Find the lines of data that contain the string "time", then list them.
____
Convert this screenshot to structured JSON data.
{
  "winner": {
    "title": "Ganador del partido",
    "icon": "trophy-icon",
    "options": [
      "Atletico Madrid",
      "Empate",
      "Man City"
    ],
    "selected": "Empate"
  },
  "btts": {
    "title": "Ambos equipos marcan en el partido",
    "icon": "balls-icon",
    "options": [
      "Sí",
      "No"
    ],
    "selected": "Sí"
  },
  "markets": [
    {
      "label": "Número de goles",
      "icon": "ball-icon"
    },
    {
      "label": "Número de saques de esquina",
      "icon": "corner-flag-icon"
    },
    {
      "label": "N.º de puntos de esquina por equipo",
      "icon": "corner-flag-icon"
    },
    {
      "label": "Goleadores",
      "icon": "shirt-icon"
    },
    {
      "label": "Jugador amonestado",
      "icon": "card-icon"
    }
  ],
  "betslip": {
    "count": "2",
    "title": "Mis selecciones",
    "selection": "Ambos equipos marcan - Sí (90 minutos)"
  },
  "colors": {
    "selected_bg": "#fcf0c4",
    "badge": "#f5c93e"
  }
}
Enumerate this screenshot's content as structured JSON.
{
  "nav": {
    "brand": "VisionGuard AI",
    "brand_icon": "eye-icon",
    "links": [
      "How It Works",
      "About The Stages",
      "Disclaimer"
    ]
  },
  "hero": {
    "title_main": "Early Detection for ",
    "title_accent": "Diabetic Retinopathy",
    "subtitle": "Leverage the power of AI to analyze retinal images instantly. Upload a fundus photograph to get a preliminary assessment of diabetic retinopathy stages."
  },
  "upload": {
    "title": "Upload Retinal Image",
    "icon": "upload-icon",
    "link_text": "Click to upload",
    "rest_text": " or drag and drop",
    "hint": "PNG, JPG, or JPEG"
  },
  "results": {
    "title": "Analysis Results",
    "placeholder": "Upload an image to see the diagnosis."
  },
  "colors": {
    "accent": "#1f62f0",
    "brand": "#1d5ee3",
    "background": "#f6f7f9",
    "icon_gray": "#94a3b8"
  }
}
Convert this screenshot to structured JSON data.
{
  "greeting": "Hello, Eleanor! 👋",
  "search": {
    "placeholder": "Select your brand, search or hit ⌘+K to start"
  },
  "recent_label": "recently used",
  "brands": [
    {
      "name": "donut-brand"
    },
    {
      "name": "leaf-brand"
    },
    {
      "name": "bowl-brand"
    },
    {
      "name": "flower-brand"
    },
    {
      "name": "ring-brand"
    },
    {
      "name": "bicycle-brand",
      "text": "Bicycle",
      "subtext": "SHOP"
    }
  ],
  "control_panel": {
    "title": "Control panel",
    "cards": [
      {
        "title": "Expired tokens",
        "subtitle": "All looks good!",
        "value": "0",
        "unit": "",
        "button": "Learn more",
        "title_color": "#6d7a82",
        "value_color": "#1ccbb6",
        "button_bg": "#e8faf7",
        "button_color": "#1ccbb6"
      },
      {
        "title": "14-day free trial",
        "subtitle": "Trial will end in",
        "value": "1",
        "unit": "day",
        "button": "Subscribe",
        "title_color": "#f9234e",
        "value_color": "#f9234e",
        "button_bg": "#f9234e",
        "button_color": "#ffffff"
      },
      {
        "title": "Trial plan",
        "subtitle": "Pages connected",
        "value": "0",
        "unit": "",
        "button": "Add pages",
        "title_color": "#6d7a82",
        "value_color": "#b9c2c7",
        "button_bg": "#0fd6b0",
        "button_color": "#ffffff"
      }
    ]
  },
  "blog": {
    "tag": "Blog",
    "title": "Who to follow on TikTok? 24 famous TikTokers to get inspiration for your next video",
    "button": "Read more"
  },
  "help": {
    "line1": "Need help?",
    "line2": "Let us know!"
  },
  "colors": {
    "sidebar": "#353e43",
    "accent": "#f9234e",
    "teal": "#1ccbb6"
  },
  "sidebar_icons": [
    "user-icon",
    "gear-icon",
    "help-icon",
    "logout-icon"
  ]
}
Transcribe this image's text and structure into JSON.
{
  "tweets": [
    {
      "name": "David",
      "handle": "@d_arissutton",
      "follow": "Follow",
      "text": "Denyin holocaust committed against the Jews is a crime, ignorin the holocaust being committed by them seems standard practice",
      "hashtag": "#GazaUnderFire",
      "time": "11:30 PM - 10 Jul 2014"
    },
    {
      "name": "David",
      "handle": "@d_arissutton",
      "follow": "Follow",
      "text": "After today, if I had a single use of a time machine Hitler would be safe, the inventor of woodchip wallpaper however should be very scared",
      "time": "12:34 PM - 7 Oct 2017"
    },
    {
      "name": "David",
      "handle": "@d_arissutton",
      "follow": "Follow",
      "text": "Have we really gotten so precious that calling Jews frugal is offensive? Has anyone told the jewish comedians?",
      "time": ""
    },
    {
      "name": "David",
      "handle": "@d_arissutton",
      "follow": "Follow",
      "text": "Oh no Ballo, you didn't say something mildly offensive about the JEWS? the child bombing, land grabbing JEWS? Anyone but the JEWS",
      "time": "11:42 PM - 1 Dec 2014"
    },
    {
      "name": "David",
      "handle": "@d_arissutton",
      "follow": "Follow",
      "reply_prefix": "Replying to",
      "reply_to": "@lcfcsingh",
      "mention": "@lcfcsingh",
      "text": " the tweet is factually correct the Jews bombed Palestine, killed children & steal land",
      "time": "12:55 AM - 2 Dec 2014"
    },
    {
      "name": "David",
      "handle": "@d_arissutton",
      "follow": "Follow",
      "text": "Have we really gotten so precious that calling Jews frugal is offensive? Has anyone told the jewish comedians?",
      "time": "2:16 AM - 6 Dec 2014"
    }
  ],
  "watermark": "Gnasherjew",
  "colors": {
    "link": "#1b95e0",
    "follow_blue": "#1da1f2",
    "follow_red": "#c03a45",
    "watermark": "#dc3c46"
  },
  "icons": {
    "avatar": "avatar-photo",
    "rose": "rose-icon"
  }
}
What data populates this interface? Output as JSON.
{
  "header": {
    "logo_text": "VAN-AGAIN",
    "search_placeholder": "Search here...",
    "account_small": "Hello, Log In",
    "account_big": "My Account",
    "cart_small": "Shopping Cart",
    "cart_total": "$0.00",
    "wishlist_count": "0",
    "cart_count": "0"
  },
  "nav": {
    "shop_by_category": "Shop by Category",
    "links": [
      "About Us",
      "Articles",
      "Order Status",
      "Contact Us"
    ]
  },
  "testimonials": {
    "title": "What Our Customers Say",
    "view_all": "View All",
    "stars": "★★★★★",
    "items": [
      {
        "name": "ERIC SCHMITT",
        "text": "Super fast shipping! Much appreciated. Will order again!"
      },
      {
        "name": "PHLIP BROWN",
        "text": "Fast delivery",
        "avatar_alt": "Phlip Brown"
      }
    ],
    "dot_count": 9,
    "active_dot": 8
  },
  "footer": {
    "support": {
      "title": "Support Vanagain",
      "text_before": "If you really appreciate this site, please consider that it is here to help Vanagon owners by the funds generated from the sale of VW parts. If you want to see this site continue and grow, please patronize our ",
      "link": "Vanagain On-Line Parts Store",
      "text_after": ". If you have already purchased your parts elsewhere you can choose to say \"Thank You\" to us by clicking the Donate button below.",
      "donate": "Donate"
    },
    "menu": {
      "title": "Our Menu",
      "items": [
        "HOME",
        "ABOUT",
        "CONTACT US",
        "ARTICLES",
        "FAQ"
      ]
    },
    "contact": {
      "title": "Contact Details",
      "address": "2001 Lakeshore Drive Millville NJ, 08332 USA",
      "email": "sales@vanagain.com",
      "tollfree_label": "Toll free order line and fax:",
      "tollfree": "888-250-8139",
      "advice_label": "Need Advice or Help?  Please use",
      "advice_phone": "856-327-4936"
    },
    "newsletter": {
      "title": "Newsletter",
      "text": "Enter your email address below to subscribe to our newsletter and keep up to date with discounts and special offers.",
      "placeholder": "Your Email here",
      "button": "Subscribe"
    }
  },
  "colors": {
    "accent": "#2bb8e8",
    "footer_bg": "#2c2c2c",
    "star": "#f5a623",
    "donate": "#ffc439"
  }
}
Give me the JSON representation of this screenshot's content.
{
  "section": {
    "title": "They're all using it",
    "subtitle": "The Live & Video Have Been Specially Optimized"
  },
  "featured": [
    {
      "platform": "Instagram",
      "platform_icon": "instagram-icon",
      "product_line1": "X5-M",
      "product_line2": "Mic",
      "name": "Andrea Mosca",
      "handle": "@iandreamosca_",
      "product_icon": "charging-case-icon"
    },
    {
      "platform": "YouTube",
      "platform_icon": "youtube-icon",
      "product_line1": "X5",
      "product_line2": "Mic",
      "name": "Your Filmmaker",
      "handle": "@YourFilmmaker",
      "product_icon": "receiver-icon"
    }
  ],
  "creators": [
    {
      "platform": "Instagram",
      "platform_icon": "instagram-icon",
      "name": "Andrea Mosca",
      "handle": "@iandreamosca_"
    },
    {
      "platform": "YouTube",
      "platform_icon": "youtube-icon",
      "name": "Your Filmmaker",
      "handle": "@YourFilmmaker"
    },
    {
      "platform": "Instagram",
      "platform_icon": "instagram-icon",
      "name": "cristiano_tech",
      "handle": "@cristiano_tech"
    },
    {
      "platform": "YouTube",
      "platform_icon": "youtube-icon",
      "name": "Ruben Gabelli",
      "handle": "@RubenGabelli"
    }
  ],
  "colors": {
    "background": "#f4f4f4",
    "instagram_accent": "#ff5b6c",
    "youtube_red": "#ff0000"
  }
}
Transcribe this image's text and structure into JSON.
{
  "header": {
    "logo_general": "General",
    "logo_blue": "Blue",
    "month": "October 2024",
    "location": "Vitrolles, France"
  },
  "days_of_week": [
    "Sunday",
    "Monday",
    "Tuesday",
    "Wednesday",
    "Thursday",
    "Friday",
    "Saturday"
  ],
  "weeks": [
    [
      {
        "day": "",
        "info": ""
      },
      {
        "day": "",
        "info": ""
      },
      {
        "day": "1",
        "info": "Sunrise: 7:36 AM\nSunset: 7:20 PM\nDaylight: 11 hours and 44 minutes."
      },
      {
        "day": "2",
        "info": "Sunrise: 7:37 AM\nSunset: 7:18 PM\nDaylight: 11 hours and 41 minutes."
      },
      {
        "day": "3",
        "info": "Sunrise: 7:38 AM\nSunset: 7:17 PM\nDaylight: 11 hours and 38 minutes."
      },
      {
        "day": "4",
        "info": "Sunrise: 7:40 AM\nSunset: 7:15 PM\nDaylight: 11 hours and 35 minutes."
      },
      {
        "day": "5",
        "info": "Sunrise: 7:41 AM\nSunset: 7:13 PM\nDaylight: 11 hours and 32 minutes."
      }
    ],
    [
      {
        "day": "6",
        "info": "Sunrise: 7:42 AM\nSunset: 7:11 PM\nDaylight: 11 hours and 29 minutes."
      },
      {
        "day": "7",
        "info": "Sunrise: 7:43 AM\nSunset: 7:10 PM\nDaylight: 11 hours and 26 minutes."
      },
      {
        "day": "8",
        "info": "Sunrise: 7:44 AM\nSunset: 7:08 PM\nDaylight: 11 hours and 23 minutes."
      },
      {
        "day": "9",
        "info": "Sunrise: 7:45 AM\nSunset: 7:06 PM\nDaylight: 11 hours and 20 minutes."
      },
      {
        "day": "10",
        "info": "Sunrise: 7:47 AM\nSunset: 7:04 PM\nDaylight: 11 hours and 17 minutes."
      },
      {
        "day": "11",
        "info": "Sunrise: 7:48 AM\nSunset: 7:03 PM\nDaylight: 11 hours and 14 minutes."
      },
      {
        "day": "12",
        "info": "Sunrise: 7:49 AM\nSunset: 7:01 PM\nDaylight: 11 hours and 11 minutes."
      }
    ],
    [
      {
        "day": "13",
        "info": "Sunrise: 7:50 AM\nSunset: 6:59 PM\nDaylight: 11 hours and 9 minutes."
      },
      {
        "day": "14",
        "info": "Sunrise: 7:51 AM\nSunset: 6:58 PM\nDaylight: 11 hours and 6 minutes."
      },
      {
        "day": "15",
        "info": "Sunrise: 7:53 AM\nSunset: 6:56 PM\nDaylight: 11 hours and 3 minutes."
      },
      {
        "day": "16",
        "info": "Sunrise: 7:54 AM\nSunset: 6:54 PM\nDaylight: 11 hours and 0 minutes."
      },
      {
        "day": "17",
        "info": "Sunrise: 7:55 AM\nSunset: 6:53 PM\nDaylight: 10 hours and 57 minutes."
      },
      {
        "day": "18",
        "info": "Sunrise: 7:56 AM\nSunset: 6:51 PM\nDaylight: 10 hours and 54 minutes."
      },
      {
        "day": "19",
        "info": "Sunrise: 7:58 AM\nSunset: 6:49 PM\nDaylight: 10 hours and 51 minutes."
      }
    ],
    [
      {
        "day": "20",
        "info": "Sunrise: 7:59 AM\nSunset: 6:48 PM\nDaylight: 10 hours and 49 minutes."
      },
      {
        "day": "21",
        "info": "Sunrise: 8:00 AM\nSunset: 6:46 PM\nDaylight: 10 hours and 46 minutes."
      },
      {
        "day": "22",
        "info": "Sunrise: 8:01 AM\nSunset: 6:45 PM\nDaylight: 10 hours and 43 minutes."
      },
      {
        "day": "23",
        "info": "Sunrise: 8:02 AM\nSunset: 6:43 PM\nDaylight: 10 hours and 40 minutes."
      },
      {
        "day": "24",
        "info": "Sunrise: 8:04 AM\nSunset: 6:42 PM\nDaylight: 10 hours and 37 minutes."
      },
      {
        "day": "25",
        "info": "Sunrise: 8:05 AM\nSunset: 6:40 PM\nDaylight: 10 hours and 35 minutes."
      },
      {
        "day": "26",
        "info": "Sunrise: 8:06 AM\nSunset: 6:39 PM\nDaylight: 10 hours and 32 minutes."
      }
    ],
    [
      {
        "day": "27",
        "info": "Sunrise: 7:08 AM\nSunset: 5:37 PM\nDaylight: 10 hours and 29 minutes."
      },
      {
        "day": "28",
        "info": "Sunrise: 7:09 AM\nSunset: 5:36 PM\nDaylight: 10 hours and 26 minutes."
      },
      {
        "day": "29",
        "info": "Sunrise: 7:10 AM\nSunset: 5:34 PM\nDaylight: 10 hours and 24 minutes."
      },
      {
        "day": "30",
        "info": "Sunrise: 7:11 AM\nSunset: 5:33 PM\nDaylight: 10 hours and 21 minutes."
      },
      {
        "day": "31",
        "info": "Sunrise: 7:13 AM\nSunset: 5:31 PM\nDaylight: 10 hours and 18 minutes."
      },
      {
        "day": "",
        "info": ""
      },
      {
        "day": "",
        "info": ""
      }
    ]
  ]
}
____
Task result:
      "time": "11:30 PM - 10 Jul 2014"
      "text": "After today, if I had a single use of a time machine Hitler would be safe, the inventor of woodchip wallpaper however should be very scared",
      "time": "12:34 PM - 7 Oct 2017"
      "time": ""
      "time": "11:42 PM - 1 Dec 2014"
      "time": "12:55 AM - 2 Dec 2014"
      "time": "2:16 AM - 6 Dec 2014"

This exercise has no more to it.